>> Start
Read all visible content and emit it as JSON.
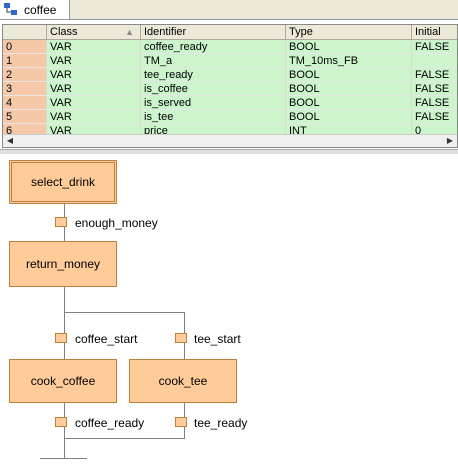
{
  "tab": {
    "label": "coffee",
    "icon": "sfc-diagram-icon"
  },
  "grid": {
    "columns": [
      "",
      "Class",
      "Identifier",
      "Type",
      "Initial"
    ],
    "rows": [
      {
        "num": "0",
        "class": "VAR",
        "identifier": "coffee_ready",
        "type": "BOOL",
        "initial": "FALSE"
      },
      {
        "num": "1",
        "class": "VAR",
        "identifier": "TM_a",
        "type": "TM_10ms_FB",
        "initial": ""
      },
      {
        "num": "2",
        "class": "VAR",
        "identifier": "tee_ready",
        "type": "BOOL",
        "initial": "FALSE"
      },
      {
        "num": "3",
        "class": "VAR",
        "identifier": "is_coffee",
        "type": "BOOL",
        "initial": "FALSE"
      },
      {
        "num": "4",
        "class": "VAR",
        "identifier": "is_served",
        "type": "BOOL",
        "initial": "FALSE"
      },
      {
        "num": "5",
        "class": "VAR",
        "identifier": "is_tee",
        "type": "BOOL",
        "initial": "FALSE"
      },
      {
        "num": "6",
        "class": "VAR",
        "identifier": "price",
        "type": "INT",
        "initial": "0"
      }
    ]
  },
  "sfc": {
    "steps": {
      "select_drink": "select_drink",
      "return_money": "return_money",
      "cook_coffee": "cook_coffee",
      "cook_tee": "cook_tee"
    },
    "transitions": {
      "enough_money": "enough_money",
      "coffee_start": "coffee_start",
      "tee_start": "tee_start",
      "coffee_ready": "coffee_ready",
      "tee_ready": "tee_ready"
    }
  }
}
>> End
>> Start
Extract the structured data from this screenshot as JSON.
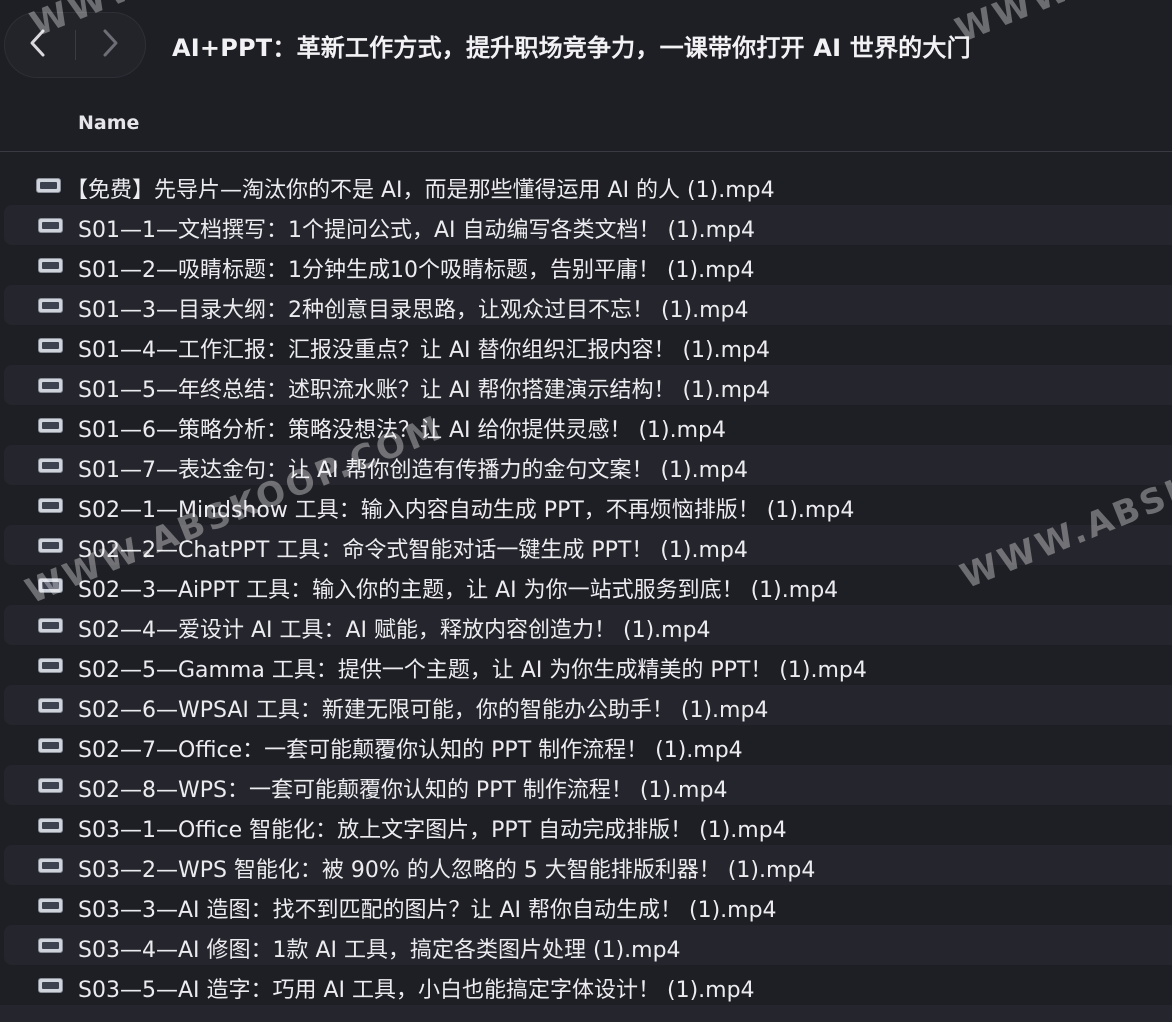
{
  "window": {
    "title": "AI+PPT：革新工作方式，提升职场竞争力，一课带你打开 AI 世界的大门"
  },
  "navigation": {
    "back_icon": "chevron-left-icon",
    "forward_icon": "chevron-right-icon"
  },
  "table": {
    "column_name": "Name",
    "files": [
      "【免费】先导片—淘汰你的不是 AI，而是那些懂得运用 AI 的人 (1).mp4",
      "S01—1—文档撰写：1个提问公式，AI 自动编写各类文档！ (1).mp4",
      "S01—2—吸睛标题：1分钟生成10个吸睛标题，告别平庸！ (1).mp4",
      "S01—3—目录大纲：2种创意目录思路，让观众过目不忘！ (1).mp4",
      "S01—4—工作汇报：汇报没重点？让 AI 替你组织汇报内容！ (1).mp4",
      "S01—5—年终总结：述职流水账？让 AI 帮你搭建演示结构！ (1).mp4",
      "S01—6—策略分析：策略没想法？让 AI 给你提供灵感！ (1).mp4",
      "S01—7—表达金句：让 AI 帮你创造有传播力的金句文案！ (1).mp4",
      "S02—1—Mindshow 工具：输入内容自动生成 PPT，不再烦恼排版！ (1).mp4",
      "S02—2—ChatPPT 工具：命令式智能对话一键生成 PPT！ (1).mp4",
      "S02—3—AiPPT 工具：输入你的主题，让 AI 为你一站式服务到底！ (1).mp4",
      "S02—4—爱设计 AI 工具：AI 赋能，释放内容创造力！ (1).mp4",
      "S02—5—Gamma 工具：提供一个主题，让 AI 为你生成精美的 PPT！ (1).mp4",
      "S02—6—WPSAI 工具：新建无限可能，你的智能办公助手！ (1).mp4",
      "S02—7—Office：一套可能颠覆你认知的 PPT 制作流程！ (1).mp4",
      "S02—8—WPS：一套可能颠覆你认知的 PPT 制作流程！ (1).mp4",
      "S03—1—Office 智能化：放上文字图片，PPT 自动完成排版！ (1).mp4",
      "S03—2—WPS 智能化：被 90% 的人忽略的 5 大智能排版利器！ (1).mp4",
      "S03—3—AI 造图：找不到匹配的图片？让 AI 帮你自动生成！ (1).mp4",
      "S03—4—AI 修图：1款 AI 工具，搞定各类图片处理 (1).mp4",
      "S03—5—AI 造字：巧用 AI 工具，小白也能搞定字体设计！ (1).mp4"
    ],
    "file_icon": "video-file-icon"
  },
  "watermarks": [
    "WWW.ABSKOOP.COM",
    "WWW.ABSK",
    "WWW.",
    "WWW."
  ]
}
>> End
• _Goal_
Your answer should be only a number: how many lines of the data above contain the string "icon"?

• _Exercise answer_
4